-- Direction --
Below are some records. Pull every line that contains the word "aval".
──────── Working data ────────
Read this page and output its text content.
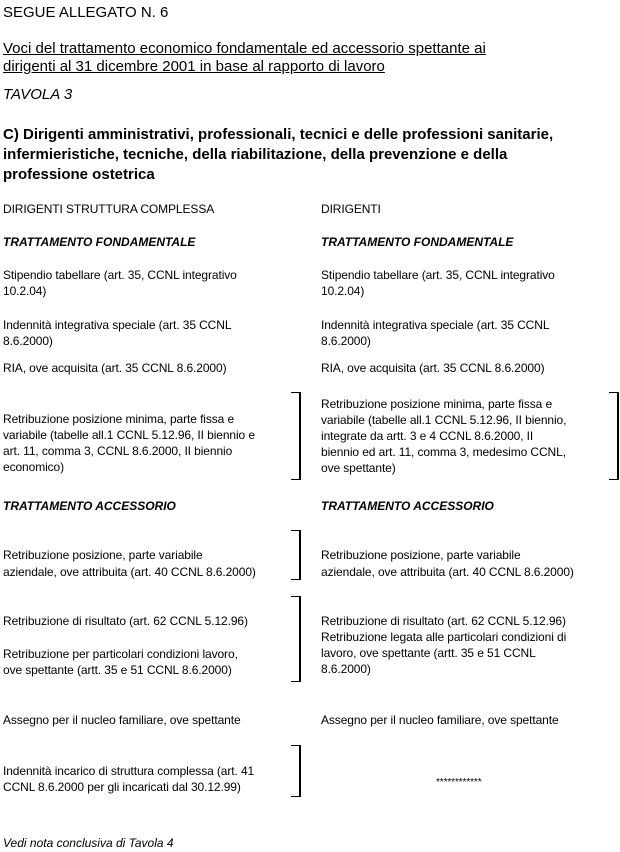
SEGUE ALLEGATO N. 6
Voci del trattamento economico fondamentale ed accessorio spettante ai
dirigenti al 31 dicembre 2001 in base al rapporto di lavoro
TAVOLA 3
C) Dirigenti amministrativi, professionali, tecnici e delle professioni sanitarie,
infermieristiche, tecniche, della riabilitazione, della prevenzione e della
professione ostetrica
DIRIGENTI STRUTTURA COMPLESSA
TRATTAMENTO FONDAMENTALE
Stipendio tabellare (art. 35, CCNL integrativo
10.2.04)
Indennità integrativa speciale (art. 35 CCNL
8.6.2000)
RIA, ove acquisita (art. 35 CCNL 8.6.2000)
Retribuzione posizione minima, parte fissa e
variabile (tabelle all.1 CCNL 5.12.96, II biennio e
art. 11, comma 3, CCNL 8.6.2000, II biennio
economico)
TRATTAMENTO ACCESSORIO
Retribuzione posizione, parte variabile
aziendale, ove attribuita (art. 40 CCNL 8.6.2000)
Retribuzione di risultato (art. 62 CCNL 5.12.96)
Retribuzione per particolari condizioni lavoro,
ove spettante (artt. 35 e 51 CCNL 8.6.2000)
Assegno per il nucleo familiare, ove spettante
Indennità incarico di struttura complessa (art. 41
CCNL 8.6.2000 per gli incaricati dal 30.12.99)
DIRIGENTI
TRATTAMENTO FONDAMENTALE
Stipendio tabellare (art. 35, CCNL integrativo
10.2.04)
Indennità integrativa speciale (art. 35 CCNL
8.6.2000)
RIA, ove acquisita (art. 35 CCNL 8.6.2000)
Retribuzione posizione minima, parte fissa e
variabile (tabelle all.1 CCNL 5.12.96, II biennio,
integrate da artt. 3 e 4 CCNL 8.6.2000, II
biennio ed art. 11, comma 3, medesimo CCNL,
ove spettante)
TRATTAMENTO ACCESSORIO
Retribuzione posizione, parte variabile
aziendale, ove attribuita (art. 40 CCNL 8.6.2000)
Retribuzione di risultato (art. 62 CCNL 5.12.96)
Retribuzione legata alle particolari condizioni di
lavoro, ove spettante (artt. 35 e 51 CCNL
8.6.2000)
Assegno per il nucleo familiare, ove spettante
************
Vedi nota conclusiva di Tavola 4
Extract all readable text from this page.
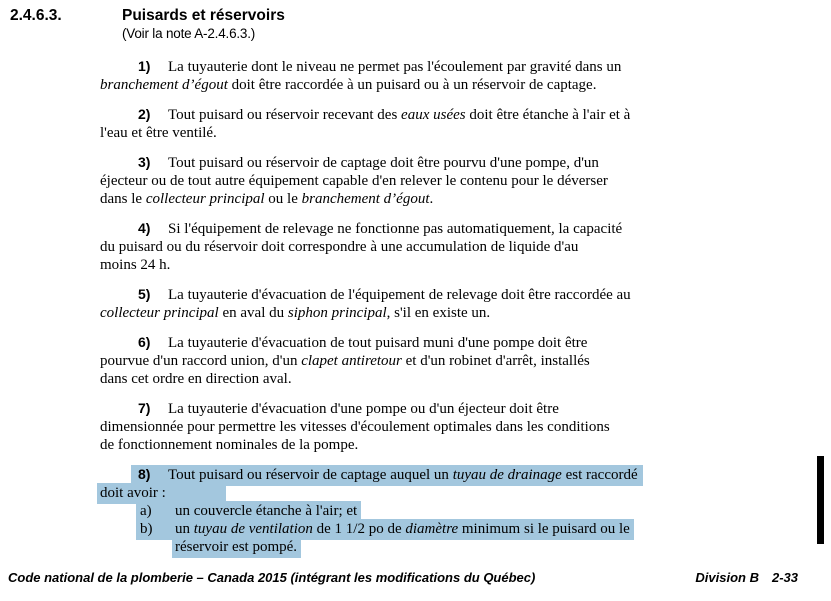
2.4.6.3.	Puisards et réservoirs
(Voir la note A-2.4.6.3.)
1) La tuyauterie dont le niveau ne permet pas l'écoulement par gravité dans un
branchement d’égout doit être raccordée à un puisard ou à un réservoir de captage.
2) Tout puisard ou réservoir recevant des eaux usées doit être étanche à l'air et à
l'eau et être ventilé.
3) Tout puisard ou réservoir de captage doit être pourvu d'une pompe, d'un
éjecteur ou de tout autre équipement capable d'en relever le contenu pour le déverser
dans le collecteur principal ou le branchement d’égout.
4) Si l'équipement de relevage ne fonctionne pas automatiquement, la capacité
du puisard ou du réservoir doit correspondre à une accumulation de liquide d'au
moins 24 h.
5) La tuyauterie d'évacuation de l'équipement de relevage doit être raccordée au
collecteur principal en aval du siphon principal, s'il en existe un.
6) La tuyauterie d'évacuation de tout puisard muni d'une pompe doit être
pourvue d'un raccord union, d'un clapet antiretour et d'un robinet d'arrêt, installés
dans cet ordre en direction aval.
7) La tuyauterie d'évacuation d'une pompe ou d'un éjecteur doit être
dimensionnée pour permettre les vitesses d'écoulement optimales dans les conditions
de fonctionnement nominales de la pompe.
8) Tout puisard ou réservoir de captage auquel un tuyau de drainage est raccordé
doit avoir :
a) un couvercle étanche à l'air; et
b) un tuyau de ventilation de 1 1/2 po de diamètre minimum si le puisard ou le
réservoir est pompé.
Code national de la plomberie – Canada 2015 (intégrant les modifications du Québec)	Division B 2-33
────────
-- Full solution --
collecteur principal en aval du siphon principal, s'il en existe un.
dans cet ordre en direction aval.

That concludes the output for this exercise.